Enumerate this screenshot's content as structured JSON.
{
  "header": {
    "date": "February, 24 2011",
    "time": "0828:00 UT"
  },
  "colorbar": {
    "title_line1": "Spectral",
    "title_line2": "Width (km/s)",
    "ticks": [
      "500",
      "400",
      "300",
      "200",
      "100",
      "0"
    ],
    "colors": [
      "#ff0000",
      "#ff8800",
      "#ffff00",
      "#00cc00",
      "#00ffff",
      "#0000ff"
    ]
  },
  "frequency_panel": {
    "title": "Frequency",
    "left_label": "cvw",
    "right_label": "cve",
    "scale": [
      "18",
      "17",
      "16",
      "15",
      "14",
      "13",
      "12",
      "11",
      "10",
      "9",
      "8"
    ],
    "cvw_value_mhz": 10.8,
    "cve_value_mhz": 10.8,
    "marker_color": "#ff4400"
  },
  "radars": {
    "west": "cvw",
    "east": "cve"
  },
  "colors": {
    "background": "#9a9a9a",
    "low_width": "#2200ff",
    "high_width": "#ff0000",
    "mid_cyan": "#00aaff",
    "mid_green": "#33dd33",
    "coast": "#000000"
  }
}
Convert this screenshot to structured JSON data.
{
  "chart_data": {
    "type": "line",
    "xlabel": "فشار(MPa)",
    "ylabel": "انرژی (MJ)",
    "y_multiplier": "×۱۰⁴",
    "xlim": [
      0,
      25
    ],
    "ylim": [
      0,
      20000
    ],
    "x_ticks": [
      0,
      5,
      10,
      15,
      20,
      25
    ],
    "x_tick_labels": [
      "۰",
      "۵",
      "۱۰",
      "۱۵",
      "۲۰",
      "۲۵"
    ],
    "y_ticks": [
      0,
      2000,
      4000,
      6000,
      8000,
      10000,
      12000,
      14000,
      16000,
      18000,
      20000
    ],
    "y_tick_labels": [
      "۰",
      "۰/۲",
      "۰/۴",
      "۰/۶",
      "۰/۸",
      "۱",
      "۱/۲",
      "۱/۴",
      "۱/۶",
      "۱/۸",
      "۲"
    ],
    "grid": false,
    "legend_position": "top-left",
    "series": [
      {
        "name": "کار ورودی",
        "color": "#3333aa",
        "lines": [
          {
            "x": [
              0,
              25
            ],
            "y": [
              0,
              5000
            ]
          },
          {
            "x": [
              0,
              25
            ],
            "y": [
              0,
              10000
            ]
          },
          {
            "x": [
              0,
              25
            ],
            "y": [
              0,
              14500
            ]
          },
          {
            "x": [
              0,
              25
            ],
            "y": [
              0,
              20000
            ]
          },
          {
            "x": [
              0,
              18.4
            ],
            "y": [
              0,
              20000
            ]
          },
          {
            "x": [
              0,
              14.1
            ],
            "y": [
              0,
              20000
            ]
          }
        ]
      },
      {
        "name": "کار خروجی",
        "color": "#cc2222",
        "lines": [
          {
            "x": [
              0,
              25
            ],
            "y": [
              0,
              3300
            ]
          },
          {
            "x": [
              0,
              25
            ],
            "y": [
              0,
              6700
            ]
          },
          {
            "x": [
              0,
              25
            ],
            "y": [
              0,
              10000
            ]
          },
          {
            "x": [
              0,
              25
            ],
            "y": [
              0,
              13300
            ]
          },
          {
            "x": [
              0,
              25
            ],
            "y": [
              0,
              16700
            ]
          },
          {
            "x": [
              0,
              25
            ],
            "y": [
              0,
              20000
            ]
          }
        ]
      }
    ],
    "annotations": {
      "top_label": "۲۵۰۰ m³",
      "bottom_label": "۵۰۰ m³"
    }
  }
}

### Problem statement
Write out each line of the data above again, exactly as given.

### Exercise output
Enumerate this screenshot's content as structured JSON.
{
  "header": {
    "date": "February, 24 2011",
    "time": "0828:00 UT"
  },
  "colorbar": {
    "title_line1": "Spectral",
    "title_line2": "Width (km/s)",
    "ticks": [
      "500",
      "400",
      "300",
      "200",
      "100",
      "0"
    ],
    "colors": [
      "#ff0000",
      "#ff8800",
      "#ffff00",
      "#00cc00",
      "#00ffff",
      "#0000ff"
    ]
  },
  "frequency_panel": {
    "title": "Frequency",
    "left_label": "cvw",
    "right_label": "cve",
    "scale": [
      "18",
      "17",
      "16",
      "15",
      "14",
      "13",
      "12",
      "11",
      "10",
      "9",
      "8"
    ],
    "cvw_value_mhz": 10.8,
    "cve_value_mhz": 10.8,
    "marker_color": "#ff4400"
  },
  "radars": {
    "west": "cvw",
    "east": "cve"
  },
  "colors": {
    "background": "#9a9a9a",
    "low_width": "#2200ff",
    "high_width": "#ff0000",
    "mid_cyan": "#00aaff",
    "mid_green": "#33dd33",
    "coast": "#000000"
  }
}
Convert this screenshot to structured JSON data.
{
  "chart_data": {
    "type": "line",
    "xlabel": "فشار(MPa)",
    "ylabel": "انرژی (MJ)",
    "y_multiplier": "×۱۰⁴",
    "xlim": [
      0,
      25
    ],
    "ylim": [
      0,
      20000
    ],
    "x_ticks": [
      0,
      5,
      10,
      15,
      20,
      25
    ],
    "x_tick_labels": [
      "۰",
      "۵",
      "۱۰",
      "۱۵",
      "۲۰",
      "۲۵"
    ],
    "y_ticks": [
      0,
      2000,
      4000,
      6000,
      8000,
      10000,
      12000,
      14000,
      16000,
      18000,
      20000
    ],
    "y_tick_labels": [
      "۰",
      "۰/۲",
      "۰/۴",
      "۰/۶",
      "۰/۸",
      "۱",
      "۱/۲",
      "۱/۴",
      "۱/۶",
      "۱/۸",
      "۲"
    ],
    "grid": false,
    "legend_position": "top-left",
    "series": [
      {
        "name": "کار ورودی",
        "color": "#3333aa",
        "lines": [
          {
            "x": [
              0,
              25
            ],
            "y": [
              0,
              5000
            ]
          },
          {
            "x": [
              0,
              25
            ],
            "y": [
              0,
              10000
            ]
          },
          {
            "x": [
              0,
              25
            ],
            "y": [
              0,
              14500
            ]
          },
          {
            "x": [
              0,
              25
            ],
            "y": [
              0,
              20000
            ]
          },
          {
            "x": [
              0,
              18.4
            ],
            "y": [
              0,
              20000
            ]
          },
          {
            "x": [
              0,
              14.1
            ],
            "y": [
              0,
              20000
            ]
          }
        ]
      },
      {
        "name": "کار خروجی",
        "color": "#cc2222",
        "lines": [
          {
            "x": [
              0,
              25
            ],
            "y": [
              0,
              3300
            ]
          },
          {
            "x": [
              0,
              25
            ],
            "y": [
              0,
              6700
            ]
          },
          {
            "x": [
              0,
              25
            ],
            "y": [
              0,
              10000
            ]
          },
          {
            "x": [
              0,
              25
            ],
            "y": [
              0,
              13300
            ]
          },
          {
            "x": [
              0,
              25
            ],
            "y": [
              0,
              16700
            ]
          },
          {
            "x": [
              0,
              25
            ],
            "y": [
              0,
              20000
            ]
          }
        ]
      }
    ],
    "annotations": {
      "top_label": "۲۵۰۰ m³",
      "bottom_label": "۵۰۰ m³"
    }
  }
}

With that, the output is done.